Tareas propuestas:
• 1. Según el fragmento sobre Alfonso XI y Pedro I, ¿en qué lugar mandó María matar a Leonor de Guzmán?
• 2. Prosiga el fragmento sobre Alfonso XI y Pedro I a partir de su última oración.

Fragmento de texto:
El rey Alfonso Onceno murió el 26 de marzo de 1350, viernes santo, cuando sus tropas cercaban Gibraltar, un baluarte de los benimerines en la guerra por el dominio del Estrecho. El rey se había sentido súbitamente indispuesto muy pocos días antes. Fue víctima de la peste negra, y su muerte provocó una pugna feroz entre su hijo legítimo y heredero, que por entonces tenía 15 años y reinaría con el nombre de Pedro I, y sus hijos bastardos, los Trastámaras. La madre de estos, y amante y esposa de hecho de Alfonso XI durante largos años, se llamaba Leonor de Guzmán, y según las crónicas “era en fermosura la mas apuefta muger que auie en el reyno”. Estaba con el rey en el cerco de Gibraltar, y fue apresada por orden de María, la esposa legítima y madre de Pedro, o del propio rey cuando Leonor acompañaba el cortejo fúnebre real hacia Sevilla. Cinco meses después, María la hizo matar, degollada a cuchillo, en el castillo de Talavera.

La pugna entre Pedro I y su hermanastro Enrique de Trastámara acabó en una guerra civil muy cruenta. Duró tres años, como la última guerra civil española. Comenzó en un año que acababa en 6 y acabó en un año que acababa en 9, también como la guerra civil más reciente de nuestra historia. Ambos bandos tuvieron apoyo de tropas extranjeras que probaron aquí sus nuevas técnicas y máquinas de guerra, como hace pocas décadas. También como en la Guerra Civil de 1936-1939, la Iglesia tomó partido por uno de los bandos y acusó al otro de anticlerical y de ateo. También en aquella vieja guerra medieval venció el bando golpista, al que apoyaban los sectores sociales más pudientes y reaccionarios.

[Registros del conjunto de datos]

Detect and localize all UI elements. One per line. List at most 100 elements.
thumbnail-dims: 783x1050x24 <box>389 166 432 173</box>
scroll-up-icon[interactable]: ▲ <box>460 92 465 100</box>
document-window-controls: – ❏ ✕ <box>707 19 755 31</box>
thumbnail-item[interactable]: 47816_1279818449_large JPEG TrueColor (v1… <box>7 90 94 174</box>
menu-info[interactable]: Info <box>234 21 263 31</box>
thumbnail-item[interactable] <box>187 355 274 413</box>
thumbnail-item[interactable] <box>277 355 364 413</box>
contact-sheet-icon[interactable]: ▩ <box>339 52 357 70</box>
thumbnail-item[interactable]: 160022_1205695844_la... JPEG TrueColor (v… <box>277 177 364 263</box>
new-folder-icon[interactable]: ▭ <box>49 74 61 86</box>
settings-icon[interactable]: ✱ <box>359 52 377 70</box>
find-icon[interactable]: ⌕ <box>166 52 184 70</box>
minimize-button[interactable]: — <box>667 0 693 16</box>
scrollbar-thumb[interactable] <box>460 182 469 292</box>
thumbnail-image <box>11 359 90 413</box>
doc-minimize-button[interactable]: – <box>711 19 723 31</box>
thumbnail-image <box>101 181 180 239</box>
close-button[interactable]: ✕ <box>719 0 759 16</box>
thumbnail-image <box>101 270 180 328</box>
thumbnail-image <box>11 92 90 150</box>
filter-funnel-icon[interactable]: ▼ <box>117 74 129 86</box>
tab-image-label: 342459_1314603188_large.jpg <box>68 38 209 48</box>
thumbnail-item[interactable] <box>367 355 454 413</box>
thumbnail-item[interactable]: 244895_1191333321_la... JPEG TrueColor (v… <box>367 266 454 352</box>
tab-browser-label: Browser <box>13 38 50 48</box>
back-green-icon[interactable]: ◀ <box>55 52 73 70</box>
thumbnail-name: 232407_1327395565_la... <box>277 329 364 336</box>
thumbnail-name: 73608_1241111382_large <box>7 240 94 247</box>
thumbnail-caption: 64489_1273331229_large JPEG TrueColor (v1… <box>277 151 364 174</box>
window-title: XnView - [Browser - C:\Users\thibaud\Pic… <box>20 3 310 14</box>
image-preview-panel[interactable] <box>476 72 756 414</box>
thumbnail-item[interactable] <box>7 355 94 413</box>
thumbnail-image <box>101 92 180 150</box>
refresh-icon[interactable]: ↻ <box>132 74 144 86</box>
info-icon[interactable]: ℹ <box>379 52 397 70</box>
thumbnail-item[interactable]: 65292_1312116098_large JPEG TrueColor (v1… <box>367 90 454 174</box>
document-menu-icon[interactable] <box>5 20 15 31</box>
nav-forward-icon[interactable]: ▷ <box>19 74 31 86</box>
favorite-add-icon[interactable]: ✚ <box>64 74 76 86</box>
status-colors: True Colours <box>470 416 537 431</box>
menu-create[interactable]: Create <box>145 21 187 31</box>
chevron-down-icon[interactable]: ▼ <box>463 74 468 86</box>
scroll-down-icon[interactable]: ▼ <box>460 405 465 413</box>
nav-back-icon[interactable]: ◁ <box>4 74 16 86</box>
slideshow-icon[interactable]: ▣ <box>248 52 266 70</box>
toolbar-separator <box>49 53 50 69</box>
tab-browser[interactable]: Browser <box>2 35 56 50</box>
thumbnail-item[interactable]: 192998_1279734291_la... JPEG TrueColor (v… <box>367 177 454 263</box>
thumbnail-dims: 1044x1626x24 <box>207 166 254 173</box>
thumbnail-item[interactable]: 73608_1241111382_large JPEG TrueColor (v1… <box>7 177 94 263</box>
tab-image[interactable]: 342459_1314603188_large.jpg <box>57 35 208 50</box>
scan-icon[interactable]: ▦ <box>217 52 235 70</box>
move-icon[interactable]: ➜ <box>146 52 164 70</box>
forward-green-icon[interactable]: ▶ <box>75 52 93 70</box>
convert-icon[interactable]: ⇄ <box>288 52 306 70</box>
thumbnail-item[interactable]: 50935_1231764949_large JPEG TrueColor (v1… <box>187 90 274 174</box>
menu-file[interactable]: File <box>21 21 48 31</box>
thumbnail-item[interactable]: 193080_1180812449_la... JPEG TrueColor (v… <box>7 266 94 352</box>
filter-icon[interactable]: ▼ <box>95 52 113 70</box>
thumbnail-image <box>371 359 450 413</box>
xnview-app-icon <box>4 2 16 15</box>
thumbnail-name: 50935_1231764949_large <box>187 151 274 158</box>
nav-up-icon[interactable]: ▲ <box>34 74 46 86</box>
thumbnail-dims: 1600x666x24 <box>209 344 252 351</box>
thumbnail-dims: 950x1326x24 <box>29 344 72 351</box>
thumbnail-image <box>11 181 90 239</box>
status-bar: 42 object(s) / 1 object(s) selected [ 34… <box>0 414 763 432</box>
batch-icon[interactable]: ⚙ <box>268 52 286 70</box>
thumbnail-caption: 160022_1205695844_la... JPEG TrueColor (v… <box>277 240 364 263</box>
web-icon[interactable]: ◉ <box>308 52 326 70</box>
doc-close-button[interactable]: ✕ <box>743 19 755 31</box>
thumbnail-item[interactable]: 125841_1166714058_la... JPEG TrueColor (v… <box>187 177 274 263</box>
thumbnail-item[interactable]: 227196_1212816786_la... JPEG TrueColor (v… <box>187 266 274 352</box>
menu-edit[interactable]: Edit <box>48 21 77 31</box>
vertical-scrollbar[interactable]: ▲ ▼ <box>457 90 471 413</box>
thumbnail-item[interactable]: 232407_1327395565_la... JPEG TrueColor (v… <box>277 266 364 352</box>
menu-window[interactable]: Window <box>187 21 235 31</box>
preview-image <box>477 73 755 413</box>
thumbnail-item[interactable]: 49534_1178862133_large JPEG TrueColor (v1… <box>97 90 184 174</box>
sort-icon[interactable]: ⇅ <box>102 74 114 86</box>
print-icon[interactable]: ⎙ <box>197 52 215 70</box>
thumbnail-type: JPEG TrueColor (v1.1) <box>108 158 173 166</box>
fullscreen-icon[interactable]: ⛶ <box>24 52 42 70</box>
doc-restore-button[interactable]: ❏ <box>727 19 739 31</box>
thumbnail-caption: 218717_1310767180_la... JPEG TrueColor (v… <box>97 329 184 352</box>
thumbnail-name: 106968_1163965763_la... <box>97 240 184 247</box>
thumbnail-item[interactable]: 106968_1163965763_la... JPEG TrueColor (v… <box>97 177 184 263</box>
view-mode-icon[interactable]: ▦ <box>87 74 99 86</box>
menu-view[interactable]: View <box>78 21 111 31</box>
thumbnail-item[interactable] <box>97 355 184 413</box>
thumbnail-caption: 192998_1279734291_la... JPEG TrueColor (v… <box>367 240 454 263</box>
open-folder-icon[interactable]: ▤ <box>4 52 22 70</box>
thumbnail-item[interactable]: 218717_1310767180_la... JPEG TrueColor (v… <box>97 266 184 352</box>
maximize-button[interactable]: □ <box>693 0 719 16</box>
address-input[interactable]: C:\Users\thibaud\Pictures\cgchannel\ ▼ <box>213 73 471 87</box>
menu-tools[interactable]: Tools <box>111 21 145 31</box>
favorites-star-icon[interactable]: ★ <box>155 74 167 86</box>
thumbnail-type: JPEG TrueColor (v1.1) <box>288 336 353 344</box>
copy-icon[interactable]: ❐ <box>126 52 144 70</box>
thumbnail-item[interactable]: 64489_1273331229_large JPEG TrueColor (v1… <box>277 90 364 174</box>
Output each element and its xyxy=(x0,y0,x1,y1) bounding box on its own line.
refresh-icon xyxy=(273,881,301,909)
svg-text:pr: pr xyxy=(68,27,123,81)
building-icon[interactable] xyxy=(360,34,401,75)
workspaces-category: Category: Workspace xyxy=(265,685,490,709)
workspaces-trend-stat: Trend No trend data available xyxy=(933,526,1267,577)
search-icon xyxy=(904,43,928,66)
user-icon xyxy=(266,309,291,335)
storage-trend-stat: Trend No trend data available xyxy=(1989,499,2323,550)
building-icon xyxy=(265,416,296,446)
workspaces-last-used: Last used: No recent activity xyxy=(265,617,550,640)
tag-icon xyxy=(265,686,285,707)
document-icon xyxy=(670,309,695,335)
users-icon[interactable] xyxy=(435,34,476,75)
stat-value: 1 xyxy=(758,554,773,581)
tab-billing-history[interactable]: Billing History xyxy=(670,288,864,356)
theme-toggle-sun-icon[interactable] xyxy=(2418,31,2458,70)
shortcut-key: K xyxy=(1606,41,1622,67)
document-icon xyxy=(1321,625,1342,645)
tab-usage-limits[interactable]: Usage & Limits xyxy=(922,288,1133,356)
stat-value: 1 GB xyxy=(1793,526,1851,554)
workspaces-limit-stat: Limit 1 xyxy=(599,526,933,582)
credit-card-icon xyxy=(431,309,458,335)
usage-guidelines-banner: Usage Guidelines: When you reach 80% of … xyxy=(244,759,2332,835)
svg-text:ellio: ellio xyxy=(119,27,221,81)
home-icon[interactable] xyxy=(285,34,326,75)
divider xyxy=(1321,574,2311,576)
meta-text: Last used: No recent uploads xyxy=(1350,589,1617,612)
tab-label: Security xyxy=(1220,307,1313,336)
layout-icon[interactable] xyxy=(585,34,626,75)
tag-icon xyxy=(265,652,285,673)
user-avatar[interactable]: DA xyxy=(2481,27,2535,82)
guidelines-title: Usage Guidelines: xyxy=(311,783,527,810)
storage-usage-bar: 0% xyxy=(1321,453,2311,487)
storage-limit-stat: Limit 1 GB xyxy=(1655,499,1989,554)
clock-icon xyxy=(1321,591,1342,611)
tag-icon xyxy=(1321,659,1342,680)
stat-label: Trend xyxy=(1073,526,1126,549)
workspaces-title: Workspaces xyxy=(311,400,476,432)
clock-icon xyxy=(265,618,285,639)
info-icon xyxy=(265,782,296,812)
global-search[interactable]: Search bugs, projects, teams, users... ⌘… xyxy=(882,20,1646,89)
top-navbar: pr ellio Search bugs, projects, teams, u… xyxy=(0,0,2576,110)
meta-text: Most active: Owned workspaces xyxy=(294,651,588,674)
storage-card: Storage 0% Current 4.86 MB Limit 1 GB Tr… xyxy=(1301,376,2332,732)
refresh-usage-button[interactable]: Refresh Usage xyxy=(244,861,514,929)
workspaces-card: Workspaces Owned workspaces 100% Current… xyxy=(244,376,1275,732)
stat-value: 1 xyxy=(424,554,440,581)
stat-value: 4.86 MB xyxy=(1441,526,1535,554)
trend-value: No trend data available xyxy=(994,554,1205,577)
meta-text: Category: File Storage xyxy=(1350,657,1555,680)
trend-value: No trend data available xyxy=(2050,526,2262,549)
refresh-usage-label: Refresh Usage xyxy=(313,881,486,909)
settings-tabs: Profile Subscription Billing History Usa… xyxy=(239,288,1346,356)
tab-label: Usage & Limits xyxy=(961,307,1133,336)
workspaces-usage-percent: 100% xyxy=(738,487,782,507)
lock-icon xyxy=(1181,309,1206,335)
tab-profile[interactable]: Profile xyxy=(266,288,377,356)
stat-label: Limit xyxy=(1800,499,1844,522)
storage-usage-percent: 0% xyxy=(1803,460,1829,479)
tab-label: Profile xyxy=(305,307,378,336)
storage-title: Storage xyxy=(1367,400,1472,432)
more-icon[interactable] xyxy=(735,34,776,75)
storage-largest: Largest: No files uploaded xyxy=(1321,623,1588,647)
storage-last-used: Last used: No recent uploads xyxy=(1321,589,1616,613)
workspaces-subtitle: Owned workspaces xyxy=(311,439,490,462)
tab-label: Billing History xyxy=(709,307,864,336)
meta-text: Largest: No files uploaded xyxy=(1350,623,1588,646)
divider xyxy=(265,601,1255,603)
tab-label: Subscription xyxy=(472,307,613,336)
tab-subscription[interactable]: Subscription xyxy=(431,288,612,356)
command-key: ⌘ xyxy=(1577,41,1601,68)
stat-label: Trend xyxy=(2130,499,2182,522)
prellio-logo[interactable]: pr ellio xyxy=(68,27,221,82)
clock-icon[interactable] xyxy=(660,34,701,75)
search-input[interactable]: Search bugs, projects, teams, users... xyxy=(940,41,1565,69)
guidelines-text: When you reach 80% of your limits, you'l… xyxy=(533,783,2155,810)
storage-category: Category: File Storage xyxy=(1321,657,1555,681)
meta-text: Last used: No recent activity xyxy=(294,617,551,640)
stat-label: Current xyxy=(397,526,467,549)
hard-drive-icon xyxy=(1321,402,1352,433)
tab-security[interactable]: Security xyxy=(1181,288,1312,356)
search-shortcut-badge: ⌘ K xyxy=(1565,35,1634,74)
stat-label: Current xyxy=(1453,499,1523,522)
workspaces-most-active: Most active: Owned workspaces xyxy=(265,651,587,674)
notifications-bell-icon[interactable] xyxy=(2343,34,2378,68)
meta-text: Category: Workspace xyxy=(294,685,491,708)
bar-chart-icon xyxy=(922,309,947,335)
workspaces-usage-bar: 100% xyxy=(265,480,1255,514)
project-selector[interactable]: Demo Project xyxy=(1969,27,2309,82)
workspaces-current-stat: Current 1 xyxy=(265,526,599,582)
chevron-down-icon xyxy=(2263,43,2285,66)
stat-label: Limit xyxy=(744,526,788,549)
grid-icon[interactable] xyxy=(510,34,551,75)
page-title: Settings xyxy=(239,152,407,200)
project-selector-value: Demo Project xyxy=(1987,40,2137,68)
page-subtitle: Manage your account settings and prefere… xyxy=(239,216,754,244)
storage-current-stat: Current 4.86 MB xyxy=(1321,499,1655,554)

Respuestas:
• 1. En el castillo de Talavera.

• 2.
Algunos historiadores, como Carmelo Viñas Mey o Santos Madrazo, sostienen que en aquella guerra civil remota, de hace casi seis siglos y medio, nacieron y se enfrentaron por primera vez las dos Españas: la España de las ciudades, la de los comerciantes y artesanos, frente a la España de los grandes terratenientes, los ricos-homes. Ganó la España de la alta nobleza, de la Iglesia y de los privilegios, que vio aumentar aún más su poder frente a la España de las ciudades, los comerciantes, los artesanos y el pueblo llano. El líder de los vencedores consiguió el trono, fundó una nueva dinastía y pasó a la historia como Enrique II de las Mercedes, precisamente por las “mercedes”: esas nuevas prerrogativas y riquezas que entregó a la alta nobleza y el clero como premio por ayudarlo a desbancar al rey legítimo. Aquella guerra civil casi olvidada fue clave en la transformación de la Castilla de los fueros, la repoblación y la reconquista, un importante punto de inflexión que transformaría el reino y daría forma a una nueva estructura social más injusta y desigual. La vieja Castilla que Claudio Sánchez-Albornoz definió como un “islote de hombres libres en un mar feudal” quedó herida de muerte; su definitivo final llegaría un siglo y medio después con la derrota de los Comuneros y la formación del Imperio Español.

La primera guerra civil castellana acabó de un modo brutal: el rey Pedro I cayó en una trampa y fue apuñalado y muerto en Montiel por su hermanastro, Enrique, tras un feroz cuerpo a cuerpo en el que probablemente el primero estuvo a punto de hacer lo mismo con el segundo y no lo logró por la intervención de un tercero, un mercenario francés. Tras matar a su hermanastro, el ya rey Enrique II quizás cortó la cabeza a Pedro y mandó exhibir el cuerpo mutilado de su rival en la muralla del castillo de Montiel para que el Ejército petrista se rindiera definitivamente.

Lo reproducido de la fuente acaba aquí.